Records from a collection
______________________________
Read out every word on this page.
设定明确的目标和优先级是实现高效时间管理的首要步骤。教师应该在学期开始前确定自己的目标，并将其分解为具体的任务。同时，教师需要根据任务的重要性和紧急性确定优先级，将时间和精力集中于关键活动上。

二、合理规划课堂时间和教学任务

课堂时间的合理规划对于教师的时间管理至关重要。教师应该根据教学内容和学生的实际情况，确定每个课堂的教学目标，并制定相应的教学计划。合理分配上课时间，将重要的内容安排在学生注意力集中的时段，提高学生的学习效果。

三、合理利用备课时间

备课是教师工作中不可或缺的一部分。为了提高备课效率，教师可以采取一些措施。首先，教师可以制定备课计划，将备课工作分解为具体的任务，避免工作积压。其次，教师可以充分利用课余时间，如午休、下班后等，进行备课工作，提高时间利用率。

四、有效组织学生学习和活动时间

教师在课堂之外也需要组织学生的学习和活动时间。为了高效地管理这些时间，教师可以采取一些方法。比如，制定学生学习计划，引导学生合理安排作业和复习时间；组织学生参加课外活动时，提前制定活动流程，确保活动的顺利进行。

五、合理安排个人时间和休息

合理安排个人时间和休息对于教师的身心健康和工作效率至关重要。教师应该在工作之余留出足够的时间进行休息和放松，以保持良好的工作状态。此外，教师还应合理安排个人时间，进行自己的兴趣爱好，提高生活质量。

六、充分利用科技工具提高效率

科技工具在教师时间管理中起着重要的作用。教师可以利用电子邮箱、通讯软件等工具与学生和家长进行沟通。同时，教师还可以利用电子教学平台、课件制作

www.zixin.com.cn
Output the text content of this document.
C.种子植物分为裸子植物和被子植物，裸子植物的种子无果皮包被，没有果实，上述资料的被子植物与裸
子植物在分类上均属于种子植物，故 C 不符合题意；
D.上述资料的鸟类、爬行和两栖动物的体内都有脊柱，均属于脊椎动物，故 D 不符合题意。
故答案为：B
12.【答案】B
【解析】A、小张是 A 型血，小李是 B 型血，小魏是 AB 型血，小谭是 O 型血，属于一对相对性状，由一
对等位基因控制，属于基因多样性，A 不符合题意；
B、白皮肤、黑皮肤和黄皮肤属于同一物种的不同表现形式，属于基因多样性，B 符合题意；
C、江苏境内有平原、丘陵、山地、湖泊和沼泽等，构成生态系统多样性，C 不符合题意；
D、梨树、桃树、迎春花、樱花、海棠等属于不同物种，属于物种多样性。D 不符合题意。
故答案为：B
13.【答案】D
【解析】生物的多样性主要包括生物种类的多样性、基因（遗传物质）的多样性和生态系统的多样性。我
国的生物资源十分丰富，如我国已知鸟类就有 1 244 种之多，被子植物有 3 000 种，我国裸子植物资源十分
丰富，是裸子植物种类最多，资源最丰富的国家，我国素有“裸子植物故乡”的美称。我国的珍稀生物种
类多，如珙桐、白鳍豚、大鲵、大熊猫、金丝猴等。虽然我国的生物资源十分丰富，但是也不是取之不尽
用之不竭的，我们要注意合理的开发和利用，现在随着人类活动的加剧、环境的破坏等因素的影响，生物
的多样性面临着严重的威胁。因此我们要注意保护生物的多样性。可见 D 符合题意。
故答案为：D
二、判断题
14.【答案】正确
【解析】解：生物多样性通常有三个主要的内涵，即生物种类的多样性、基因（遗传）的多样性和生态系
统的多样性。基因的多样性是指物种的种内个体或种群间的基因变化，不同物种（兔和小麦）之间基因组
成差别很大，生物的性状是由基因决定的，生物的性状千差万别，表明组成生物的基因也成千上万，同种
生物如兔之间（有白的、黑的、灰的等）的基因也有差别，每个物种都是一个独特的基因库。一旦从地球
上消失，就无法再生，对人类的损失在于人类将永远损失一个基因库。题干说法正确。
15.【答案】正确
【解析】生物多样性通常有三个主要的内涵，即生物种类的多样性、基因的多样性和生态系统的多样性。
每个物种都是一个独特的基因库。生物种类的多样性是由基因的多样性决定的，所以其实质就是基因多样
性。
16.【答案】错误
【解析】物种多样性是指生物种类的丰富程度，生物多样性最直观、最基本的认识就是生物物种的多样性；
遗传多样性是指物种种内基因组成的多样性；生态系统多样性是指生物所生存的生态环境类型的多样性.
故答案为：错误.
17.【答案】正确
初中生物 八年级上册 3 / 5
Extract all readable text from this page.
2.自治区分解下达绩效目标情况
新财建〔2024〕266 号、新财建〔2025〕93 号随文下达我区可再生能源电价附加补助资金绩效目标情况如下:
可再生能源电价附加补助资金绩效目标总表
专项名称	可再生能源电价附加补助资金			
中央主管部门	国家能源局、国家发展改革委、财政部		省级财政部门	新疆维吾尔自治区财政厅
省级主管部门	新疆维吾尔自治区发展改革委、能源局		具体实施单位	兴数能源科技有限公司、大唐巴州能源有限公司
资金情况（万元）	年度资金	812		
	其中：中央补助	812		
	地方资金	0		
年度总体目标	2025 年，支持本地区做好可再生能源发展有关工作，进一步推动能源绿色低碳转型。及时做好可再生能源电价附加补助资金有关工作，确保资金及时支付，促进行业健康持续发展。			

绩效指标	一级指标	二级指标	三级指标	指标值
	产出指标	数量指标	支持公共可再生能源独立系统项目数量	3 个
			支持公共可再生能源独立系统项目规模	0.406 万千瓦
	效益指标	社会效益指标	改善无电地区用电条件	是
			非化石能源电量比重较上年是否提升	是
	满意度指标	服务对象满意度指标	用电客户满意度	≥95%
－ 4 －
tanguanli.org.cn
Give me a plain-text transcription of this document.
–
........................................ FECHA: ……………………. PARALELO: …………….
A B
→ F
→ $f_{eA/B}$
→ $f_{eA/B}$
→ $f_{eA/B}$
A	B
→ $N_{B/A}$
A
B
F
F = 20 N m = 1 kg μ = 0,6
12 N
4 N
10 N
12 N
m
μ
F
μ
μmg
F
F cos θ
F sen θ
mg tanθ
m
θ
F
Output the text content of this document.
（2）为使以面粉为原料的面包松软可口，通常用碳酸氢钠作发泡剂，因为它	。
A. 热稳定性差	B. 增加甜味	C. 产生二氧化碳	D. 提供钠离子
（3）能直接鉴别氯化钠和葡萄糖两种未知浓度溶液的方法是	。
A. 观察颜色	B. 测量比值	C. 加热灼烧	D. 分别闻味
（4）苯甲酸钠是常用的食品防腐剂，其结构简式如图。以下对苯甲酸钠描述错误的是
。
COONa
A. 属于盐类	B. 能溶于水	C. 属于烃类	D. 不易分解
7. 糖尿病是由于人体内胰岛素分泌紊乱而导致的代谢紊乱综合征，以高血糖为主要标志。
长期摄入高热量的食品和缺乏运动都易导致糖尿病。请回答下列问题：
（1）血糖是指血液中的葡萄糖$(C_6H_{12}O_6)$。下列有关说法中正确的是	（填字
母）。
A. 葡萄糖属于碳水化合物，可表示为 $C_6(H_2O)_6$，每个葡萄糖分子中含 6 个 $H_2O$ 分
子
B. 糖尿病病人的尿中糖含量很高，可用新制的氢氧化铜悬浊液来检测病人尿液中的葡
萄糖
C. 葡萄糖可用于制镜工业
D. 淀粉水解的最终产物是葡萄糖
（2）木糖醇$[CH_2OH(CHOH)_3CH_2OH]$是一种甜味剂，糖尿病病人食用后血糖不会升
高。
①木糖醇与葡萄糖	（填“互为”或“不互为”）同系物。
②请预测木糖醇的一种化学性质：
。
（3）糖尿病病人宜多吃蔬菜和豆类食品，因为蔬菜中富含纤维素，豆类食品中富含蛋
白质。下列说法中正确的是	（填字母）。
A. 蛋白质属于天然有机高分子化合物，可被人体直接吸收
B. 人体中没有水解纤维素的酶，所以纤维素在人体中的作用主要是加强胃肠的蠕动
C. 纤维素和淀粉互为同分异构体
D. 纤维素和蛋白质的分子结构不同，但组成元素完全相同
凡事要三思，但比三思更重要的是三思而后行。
______________________________
Task statement:
In the entries above, find each line with the word "每个物种都是一个独特的基因库" and show it.

Written response:
生物如兔之间（有白的、黑的、灰的等）的基因也有差别，每个物种都是一个独特的基因库。一旦从地球
每个物种都是一个独特的基因库。生物种类的多样性是由基因的多样性决定的，所以其实质就是基因多样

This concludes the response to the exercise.